BEGIN
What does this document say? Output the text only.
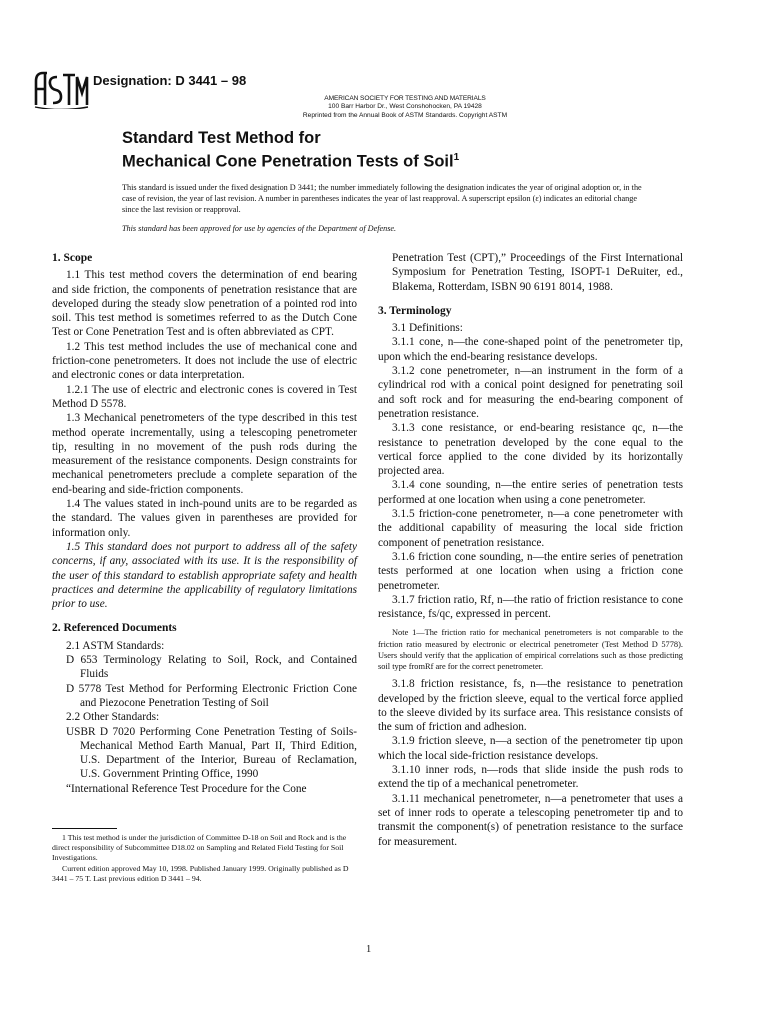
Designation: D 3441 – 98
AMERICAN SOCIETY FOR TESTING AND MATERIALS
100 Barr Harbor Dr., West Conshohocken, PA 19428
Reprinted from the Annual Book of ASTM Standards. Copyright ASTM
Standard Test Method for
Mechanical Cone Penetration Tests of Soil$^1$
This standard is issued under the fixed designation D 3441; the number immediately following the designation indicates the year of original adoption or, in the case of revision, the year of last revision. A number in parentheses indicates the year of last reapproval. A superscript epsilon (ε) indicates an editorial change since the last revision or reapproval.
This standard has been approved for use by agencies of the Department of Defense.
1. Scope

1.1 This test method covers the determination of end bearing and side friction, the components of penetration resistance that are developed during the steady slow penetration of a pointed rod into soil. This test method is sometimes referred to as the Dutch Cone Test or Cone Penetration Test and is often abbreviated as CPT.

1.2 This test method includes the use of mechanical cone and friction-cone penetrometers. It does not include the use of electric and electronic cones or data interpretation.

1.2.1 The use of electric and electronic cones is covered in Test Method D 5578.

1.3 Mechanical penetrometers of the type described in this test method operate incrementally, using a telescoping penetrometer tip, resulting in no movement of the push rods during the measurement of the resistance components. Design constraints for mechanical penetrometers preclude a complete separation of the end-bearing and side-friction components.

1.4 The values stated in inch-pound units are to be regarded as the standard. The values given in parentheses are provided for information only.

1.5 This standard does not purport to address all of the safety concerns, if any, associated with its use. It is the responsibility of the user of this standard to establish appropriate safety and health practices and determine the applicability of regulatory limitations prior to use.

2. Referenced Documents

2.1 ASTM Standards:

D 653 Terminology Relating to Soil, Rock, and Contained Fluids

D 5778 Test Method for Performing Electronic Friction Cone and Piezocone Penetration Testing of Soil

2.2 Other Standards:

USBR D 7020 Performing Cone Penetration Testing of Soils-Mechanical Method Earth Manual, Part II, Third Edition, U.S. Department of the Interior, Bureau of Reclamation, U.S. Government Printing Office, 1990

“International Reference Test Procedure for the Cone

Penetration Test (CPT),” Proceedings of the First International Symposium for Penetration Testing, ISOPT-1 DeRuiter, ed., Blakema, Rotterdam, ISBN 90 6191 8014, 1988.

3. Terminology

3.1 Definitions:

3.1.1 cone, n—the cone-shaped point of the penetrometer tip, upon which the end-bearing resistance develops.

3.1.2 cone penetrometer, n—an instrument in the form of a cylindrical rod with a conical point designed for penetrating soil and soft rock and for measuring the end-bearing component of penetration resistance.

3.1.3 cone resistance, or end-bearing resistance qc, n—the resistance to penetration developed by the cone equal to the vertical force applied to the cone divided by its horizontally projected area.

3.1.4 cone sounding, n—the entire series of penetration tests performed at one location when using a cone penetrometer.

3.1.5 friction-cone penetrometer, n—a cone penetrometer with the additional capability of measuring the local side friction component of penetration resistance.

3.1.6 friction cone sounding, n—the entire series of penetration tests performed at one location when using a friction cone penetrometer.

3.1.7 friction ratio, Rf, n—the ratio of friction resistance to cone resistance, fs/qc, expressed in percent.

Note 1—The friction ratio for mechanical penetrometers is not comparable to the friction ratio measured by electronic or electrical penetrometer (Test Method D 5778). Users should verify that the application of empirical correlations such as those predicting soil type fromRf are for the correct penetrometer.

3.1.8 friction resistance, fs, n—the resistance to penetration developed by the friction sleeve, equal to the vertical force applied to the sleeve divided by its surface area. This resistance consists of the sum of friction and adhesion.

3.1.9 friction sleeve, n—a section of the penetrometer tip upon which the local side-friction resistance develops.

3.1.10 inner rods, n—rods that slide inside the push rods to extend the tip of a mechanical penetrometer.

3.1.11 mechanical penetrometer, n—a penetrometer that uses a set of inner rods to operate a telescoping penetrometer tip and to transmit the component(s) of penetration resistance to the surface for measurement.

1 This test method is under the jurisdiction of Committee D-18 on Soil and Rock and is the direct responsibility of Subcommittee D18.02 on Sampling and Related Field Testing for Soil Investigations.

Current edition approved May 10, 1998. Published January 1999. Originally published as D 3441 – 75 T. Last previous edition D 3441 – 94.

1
END
*Set exercise*
Every entry must be reproduced exactly, with the images left out.

*Solution*
What does this document say? Output the text only.
Designation: D 3441 – 98
AMERICAN SOCIETY FOR TESTING AND MATERIALS
100 Barr Harbor Dr., West Conshohocken, PA 19428
Reprinted from the Annual Book of ASTM Standards. Copyright ASTM
Standard Test Method for
Mechanical Cone Penetration Tests of Soil$^1$
This standard is issued under the fixed designation D 3441; the number immediately following the designation indicates the year of original adoption or, in the case of revision, the year of last revision. A number in parentheses indicates the year of last reapproval. A superscript epsilon (ε) indicates an editorial change since the last revision or reapproval.
This standard has been approved for use by agencies of the Department of Defense.
1. Scope

1.1 This test method covers the determination of end bearing and side friction, the components of penetration resistance that are developed during the steady slow penetration of a pointed rod into soil. This test method is sometimes referred to as the Dutch Cone Test or Cone Penetration Test and is often abbreviated as CPT.

1.2 This test method includes the use of mechanical cone and friction-cone penetrometers. It does not include the use of electric and electronic cones or data interpretation.

1.2.1 The use of electric and electronic cones is covered in Test Method D 5578.

1.3 Mechanical penetrometers of the type described in this test method operate incrementally, using a telescoping penetrometer tip, resulting in no movement of the push rods during the measurement of the resistance components. Design constraints for mechanical penetrometers preclude a complete separation of the end-bearing and side-friction components.

1.4 The values stated in inch-pound units are to be regarded as the standard. The values given in parentheses are provided for information only.

1.5 This standard does not purport to address all of the safety concerns, if any, associated with its use. It is the responsibility of the user of this standard to establish appropriate safety and health practices and determine the applicability of regulatory limitations prior to use.

2. Referenced Documents

2.1 ASTM Standards:

D 653 Terminology Relating to Soil, Rock, and Contained Fluids

D 5778 Test Method for Performing Electronic Friction Cone and Piezocone Penetration Testing of Soil

2.2 Other Standards:

USBR D 7020 Performing Cone Penetration Testing of Soils-Mechanical Method Earth Manual, Part II, Third Edition, U.S. Department of the Interior, Bureau of Reclamation, U.S. Government Printing Office, 1990

“International Reference Test Procedure for the Cone

Penetration Test (CPT),” Proceedings of the First International Symposium for Penetration Testing, ISOPT-1 DeRuiter, ed., Blakema, Rotterdam, ISBN 90 6191 8014, 1988.

3. Terminology

3.1 Definitions:

3.1.1 cone, n—the cone-shaped point of the penetrometer tip, upon which the end-bearing resistance develops.

3.1.2 cone penetrometer, n—an instrument in the form of a cylindrical rod with a conical point designed for penetrating soil and soft rock and for measuring the end-bearing component of penetration resistance.

3.1.3 cone resistance, or end-bearing resistance qc, n—the resistance to penetration developed by the cone equal to the vertical force applied to the cone divided by its horizontally projected area.

3.1.4 cone sounding, n—the entire series of penetration tests performed at one location when using a cone penetrometer.

3.1.5 friction-cone penetrometer, n—a cone penetrometer with the additional capability of measuring the local side friction component of penetration resistance.

3.1.6 friction cone sounding, n—the entire series of penetration tests performed at one location when using a friction cone penetrometer.

3.1.7 friction ratio, Rf, n—the ratio of friction resistance to cone resistance, fs/qc, expressed in percent.

Note 1—The friction ratio for mechanical penetrometers is not comparable to the friction ratio measured by electronic or electrical penetrometer (Test Method D 5778). Users should verify that the application of empirical correlations such as those predicting soil type fromRf are for the correct penetrometer.

3.1.8 friction resistance, fs, n—the resistance to penetration developed by the friction sleeve, equal to the vertical force applied to the sleeve divided by its surface area. This resistance consists of the sum of friction and adhesion.

3.1.9 friction sleeve, n—a section of the penetrometer tip upon which the local side-friction resistance develops.

3.1.10 inner rods, n—rods that slide inside the push rods to extend the tip of a mechanical penetrometer.

3.1.11 mechanical penetrometer, n—a penetrometer that uses a set of inner rods to operate a telescoping penetrometer tip and to transmit the component(s) of penetration resistance to the surface for measurement.

1 This test method is under the jurisdiction of Committee D-18 on Soil and Rock and is the direct responsibility of Subcommittee D18.02 on Sampling and Related Field Testing for Soil Investigations.

Current edition approved May 10, 1998. Published January 1999. Originally published as D 3441 – 75 T. Last previous edition D 3441 – 94.

1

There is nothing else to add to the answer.